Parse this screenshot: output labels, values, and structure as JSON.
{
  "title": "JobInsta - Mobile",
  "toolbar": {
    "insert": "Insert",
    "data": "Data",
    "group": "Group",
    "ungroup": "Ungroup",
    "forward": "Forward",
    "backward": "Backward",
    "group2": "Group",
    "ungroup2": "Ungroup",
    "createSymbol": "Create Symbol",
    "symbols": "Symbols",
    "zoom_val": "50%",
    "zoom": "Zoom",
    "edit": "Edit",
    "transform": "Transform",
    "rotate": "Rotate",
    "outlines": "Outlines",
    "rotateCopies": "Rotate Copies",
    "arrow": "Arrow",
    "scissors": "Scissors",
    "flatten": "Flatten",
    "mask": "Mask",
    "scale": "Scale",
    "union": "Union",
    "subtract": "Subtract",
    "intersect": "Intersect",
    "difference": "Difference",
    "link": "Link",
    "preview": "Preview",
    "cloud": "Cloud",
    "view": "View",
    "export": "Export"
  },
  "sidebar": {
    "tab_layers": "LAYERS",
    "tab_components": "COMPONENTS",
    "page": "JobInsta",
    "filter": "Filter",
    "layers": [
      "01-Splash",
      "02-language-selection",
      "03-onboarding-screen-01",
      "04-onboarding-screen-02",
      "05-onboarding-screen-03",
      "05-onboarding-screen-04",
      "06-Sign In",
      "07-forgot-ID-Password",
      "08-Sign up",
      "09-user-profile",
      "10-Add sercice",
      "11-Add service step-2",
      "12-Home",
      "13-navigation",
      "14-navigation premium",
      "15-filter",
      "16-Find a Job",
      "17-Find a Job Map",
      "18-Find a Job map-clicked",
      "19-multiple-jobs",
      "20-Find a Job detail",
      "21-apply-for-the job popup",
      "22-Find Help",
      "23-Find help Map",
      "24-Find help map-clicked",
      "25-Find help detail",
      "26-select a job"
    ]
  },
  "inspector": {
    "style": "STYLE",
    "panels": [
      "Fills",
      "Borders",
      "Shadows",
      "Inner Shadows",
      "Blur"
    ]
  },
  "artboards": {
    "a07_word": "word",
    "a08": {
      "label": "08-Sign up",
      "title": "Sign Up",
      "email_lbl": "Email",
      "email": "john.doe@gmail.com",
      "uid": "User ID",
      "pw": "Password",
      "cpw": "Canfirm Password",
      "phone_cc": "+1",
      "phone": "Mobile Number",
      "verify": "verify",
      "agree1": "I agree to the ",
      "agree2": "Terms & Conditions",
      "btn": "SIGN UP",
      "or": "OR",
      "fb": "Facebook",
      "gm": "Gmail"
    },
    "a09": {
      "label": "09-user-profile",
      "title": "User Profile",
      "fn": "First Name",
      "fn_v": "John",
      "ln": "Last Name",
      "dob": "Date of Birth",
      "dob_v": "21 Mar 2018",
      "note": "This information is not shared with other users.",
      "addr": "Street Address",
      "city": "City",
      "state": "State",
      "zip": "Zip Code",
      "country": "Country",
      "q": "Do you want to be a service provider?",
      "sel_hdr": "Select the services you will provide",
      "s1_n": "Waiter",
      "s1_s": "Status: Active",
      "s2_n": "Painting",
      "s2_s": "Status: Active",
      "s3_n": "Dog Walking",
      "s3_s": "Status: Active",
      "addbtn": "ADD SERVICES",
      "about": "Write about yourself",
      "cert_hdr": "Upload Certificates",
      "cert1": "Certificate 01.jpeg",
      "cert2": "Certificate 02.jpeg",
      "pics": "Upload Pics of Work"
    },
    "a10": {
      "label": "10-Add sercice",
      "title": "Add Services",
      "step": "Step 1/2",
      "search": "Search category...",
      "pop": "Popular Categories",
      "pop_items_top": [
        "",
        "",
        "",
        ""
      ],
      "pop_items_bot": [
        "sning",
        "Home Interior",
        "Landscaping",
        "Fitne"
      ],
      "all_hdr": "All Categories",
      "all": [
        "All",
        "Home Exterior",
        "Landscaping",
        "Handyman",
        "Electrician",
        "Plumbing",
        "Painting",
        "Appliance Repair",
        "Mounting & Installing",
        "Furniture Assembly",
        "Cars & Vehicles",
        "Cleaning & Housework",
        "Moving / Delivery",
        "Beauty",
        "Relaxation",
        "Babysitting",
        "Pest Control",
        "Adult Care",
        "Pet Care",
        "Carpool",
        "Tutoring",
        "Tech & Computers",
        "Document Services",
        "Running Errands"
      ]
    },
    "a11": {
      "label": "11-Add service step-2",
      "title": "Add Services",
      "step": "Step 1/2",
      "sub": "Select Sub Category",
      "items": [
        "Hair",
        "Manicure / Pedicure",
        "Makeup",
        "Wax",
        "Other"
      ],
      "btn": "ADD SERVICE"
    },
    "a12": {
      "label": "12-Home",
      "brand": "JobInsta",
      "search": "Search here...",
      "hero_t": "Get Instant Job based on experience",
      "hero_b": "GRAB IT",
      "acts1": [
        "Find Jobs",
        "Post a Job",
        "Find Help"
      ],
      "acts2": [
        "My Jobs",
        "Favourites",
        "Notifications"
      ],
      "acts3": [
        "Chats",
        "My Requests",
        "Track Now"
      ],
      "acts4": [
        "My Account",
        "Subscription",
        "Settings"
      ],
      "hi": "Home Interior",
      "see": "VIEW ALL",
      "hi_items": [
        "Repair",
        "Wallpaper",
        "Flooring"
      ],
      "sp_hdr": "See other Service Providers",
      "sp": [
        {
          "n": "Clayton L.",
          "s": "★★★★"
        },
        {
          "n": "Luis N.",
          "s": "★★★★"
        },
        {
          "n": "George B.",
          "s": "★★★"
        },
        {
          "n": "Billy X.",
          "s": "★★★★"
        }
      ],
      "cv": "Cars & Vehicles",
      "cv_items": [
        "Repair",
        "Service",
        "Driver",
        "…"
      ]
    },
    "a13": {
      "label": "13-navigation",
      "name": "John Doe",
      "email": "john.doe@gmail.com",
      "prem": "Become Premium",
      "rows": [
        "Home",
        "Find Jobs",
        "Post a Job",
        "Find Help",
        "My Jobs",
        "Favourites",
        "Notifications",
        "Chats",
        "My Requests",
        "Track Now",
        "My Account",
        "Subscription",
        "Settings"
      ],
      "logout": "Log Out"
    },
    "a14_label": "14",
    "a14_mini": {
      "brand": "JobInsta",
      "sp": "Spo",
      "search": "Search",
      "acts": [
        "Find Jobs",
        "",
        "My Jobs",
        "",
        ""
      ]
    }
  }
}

## [Requirements]
Each line that holds the string "Categories" counts once; give the total and nothing else.

## [Solution]
2